## start Input for this task

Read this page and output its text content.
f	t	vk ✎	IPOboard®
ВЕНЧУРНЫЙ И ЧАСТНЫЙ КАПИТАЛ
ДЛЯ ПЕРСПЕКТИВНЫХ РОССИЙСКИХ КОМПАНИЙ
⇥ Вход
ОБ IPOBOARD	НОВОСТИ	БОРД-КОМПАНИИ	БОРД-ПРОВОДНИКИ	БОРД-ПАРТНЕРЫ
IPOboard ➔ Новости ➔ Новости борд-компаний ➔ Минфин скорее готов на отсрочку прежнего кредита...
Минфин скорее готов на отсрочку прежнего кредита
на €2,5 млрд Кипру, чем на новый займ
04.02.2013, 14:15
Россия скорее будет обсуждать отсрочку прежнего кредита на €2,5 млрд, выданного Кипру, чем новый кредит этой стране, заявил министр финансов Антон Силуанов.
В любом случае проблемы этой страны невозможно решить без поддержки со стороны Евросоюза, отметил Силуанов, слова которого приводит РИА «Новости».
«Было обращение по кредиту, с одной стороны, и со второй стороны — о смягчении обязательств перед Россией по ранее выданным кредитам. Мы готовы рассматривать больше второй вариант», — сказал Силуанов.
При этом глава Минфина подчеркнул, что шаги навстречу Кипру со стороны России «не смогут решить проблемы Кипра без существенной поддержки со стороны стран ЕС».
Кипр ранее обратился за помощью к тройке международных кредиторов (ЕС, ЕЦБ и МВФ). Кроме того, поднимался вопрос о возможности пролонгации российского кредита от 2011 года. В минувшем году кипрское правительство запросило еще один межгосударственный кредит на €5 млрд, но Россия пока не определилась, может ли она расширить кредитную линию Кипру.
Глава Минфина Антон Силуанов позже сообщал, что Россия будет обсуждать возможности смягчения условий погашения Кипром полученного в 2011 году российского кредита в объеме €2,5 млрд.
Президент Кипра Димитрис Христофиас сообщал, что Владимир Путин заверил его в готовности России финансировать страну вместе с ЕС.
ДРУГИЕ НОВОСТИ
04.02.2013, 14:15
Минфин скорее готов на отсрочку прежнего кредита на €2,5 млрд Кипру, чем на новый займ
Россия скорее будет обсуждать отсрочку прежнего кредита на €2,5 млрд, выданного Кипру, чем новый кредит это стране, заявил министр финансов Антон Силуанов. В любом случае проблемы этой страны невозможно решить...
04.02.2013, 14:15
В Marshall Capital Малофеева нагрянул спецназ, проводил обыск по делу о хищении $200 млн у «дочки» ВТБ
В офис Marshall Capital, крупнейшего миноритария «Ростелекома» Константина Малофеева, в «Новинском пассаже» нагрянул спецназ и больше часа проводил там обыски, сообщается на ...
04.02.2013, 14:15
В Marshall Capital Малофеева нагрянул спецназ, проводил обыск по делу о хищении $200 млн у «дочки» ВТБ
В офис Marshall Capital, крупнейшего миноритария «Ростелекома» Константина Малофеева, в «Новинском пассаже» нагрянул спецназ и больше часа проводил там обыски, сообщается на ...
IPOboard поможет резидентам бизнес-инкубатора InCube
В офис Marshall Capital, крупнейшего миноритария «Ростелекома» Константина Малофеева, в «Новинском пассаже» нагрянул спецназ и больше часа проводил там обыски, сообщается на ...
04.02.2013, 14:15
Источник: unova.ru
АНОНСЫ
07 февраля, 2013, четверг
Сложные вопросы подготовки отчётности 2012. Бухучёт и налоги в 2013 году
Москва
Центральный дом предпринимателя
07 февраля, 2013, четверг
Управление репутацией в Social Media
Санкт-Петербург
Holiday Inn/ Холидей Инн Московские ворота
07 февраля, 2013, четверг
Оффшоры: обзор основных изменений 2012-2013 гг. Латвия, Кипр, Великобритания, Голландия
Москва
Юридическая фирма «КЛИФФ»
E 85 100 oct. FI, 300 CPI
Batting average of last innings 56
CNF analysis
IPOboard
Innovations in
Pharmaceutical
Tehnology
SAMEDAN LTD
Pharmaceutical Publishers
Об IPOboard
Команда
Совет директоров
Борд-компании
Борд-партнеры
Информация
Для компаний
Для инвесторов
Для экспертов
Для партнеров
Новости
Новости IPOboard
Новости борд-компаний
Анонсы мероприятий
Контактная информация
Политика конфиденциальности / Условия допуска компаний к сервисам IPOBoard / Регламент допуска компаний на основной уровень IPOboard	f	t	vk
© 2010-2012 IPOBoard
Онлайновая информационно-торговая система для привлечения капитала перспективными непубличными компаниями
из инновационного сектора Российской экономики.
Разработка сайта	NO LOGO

## end Input for this task

▶ **Objective**
Restate each record exactly as written.

▶ **Expected answer**
Read this page and output its text content.
f	t	vk ✎	IPOboard®
ВЕНЧУРНЫЙ И ЧАСТНЫЙ КАПИТАЛ
ДЛЯ ПЕРСПЕКТИВНЫХ РОССИЙСКИХ КОМПАНИЙ
⇥ Вход
ОБ IPOBOARD	НОВОСТИ	БОРД-КОМПАНИИ	БОРД-ПРОВОДНИКИ	БОРД-ПАРТНЕРЫ
IPOboard ➔ Новости ➔ Новости борд-компаний ➔ Минфин скорее готов на отсрочку прежнего кредита...
Минфин скорее готов на отсрочку прежнего кредита
на €2,5 млрд Кипру, чем на новый займ
04.02.2013, 14:15
Россия скорее будет обсуждать отсрочку прежнего кредита на €2,5 млрд, выданного Кипру, чем новый кредит этой стране, заявил министр финансов Антон Силуанов.
В любом случае проблемы этой страны невозможно решить без поддержки со стороны Евросоюза, отметил Силуанов, слова которого приводит РИА «Новости».
«Было обращение по кредиту, с одной стороны, и со второй стороны — о смягчении обязательств перед Россией по ранее выданным кредитам. Мы готовы рассматривать больше второй вариант», — сказал Силуанов.
При этом глава Минфина подчеркнул, что шаги навстречу Кипру со стороны России «не смогут решить проблемы Кипра без существенной поддержки со стороны стран ЕС».
Кипр ранее обратился за помощью к тройке международных кредиторов (ЕС, ЕЦБ и МВФ). Кроме того, поднимался вопрос о возможности пролонгации российского кредита от 2011 года. В минувшем году кипрское правительство запросило еще один межгосударственный кредит на €5 млрд, но Россия пока не определилась, может ли она расширить кредитную линию Кипру.
Глава Минфина Антон Силуанов позже сообщал, что Россия будет обсуждать возможности смягчения условий погашения Кипром полученного в 2011 году российского кредита в объеме €2,5 млрд.
Президент Кипра Димитрис Христофиас сообщал, что Владимир Путин заверил его в готовности России финансировать страну вместе с ЕС.
ДРУГИЕ НОВОСТИ
04.02.2013, 14:15
Минфин скорее готов на отсрочку прежнего кредита на €2,5 млрд Кипру, чем на новый займ
Россия скорее будет обсуждать отсрочку прежнего кредита на €2,5 млрд, выданного Кипру, чем новый кредит это стране, заявил министр финансов Антон Силуанов. В любом случае проблемы этой страны невозможно решить...
04.02.2013, 14:15
В Marshall Capital Малофеева нагрянул спецназ, проводил обыск по делу о хищении $200 млн у «дочки» ВТБ
В офис Marshall Capital, крупнейшего миноритария «Ростелекома» Константина Малофеева, в «Новинском пассаже» нагрянул спецназ и больше часа проводил там обыски, сообщается на ...
04.02.2013, 14:15
В Marshall Capital Малофеева нагрянул спецназ, проводил обыск по делу о хищении $200 млн у «дочки» ВТБ
В офис Marshall Capital, крупнейшего миноритария «Ростелекома» Константина Малофеева, в «Новинском пассаже» нагрянул спецназ и больше часа проводил там обыски, сообщается на ...
IPOboard поможет резидентам бизнес-инкубатора InCube
В офис Marshall Capital, крупнейшего миноритария «Ростелекома» Константина Малофеева, в «Новинском пассаже» нагрянул спецназ и больше часа проводил там обыски, сообщается на ...
04.02.2013, 14:15
Источник: unova.ru
АНОНСЫ
07 февраля, 2013, четверг
Сложные вопросы подготовки отчётности 2012. Бухучёт и налоги в 2013 году
Москва
Центральный дом предпринимателя
07 февраля, 2013, четверг
Управление репутацией в Social Media
Санкт-Петербург
Holiday Inn/ Холидей Инн Московские ворота
07 февраля, 2013, четверг
Оффшоры: обзор основных изменений 2012-2013 гг. Латвия, Кипр, Великобритания, Голландия
Москва
Юридическая фирма «КЛИФФ»
E 85 100 oct. FI, 300 CPI
Batting average of last innings 56
CNF analysis
IPOboard
Innovations in
Pharmaceutical
Tehnology
SAMEDAN LTD
Pharmaceutical Publishers
Об IPOboard
Команда
Совет директоров
Борд-компании
Борд-партнеры
Информация
Для компаний
Для инвесторов
Для экспертов
Для партнеров
Новости
Новости IPOboard
Новости борд-компаний
Анонсы мероприятий
Контактная информация
Политика конфиденциальности / Условия допуска компаний к сервисам IPOBoard / Регламент допуска компаний на основной уровень IPOboard	f	t	vk
© 2010-2012 IPOBoard
Онлайновая информационно-торговая система для привлечения капитала перспективными непубличными компаниями
из инновационного сектора Российской экономики.
Разработка сайта	NO LOGO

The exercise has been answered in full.